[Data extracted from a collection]

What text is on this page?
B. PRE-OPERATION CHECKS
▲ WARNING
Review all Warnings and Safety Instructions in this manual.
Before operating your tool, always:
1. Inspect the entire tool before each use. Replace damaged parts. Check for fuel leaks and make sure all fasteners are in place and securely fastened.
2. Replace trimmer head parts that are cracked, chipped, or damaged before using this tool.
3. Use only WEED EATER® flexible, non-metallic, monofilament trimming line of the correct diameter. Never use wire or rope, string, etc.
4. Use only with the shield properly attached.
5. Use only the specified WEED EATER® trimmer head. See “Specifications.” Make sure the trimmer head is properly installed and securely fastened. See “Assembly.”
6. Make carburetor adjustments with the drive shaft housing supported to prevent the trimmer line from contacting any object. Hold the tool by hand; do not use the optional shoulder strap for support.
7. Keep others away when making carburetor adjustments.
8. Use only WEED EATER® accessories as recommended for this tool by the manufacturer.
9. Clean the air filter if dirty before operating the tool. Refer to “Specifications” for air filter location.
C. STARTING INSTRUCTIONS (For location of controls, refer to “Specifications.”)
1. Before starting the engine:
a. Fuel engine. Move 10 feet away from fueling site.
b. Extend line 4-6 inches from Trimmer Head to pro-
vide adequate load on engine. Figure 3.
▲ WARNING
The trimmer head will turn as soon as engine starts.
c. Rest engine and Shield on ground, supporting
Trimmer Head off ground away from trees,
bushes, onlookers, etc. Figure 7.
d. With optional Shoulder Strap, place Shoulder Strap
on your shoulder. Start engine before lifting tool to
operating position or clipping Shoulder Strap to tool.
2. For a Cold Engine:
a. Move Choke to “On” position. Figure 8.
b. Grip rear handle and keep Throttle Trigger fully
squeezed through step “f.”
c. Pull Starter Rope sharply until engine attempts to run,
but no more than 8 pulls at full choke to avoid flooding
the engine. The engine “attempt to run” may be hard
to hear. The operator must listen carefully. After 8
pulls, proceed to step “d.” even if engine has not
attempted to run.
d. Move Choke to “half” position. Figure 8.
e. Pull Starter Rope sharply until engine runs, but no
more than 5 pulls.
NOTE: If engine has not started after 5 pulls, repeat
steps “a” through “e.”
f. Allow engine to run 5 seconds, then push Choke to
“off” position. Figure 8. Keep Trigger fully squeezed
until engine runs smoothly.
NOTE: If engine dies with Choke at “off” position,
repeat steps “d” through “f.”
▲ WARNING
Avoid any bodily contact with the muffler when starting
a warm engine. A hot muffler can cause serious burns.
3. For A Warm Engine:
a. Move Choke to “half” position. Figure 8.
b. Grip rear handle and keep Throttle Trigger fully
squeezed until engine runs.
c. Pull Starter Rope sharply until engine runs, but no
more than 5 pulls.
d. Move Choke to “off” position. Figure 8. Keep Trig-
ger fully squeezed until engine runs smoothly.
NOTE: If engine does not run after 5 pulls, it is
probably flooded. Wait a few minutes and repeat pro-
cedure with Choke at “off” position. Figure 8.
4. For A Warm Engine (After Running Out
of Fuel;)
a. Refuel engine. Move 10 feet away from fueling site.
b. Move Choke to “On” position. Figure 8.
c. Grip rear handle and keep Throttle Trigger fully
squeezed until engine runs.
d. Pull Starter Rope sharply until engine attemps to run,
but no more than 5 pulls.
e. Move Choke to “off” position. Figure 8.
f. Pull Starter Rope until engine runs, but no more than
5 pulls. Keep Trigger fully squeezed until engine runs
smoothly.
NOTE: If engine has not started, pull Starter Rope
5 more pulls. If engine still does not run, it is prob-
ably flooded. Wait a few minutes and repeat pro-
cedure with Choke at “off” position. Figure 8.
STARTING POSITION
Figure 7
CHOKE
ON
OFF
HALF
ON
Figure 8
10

▸ WHAT YOU ARE ASKED TO DO
Lines holding the word "squeezed" should be counted across the entries; state only how many there are.

▸ RESULT OF THE TASK
6